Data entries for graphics
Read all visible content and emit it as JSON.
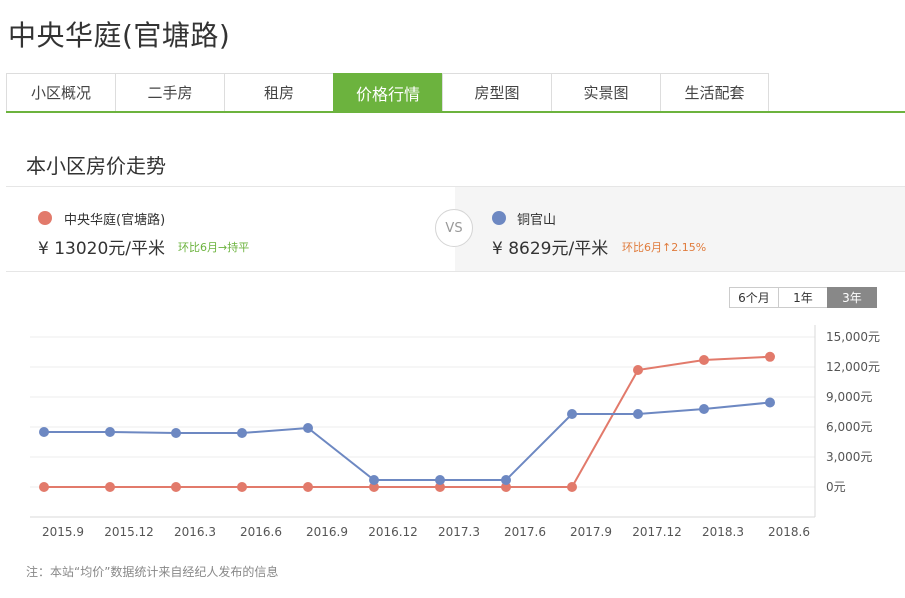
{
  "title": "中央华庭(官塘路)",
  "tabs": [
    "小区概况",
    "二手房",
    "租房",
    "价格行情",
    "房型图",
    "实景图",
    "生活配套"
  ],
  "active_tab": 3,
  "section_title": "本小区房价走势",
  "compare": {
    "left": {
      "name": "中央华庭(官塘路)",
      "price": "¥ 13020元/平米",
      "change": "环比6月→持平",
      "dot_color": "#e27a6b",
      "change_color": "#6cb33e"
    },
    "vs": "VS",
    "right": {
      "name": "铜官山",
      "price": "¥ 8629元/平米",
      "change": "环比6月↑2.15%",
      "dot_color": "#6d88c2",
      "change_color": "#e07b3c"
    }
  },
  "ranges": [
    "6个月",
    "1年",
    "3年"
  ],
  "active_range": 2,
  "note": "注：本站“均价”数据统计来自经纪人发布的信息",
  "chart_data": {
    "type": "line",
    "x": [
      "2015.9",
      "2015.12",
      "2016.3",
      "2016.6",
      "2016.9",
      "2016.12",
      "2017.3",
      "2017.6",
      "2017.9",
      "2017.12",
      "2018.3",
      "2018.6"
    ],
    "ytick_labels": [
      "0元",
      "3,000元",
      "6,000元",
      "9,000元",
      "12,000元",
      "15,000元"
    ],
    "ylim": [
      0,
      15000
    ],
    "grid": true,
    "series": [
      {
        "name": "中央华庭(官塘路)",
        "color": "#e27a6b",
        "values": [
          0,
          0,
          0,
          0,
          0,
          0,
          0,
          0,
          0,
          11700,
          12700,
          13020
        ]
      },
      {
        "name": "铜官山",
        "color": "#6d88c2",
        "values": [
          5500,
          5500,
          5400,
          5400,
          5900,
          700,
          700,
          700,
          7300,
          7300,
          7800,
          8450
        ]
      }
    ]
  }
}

--

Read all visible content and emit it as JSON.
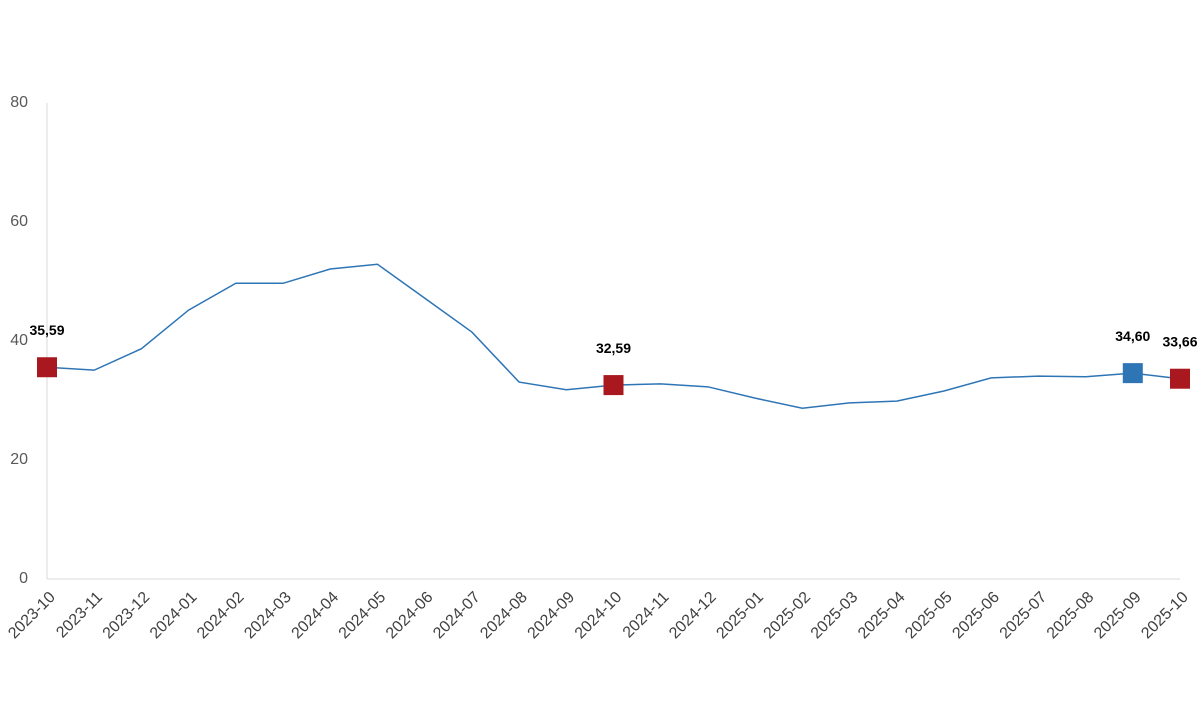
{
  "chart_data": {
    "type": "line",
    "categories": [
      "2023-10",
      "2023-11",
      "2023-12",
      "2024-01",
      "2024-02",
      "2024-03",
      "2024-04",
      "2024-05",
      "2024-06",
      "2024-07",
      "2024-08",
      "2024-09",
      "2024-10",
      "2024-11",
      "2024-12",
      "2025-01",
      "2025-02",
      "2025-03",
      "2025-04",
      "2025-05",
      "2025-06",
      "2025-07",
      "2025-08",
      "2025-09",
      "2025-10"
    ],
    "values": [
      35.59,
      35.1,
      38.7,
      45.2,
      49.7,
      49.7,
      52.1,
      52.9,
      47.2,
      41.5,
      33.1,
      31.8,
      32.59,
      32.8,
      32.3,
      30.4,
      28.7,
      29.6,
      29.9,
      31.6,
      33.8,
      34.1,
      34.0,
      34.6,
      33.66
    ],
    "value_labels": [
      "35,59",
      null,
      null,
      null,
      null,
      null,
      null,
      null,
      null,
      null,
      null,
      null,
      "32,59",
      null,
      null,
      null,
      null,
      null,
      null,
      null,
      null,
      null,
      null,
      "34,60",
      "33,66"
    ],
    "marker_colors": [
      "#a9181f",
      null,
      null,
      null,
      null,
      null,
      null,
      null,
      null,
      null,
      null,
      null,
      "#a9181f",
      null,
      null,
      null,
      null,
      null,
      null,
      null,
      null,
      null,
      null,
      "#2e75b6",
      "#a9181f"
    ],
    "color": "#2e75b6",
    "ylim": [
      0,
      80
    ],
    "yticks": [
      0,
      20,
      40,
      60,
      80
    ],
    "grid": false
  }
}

*Problem details*
Collect every line with the string "中央华庭" from the records, and copy each.

*Response*
  "title": "中央华庭(官塘路)",
      "name": "中央华庭(官塘路)",
        "name": "中央华庭(官塘路)",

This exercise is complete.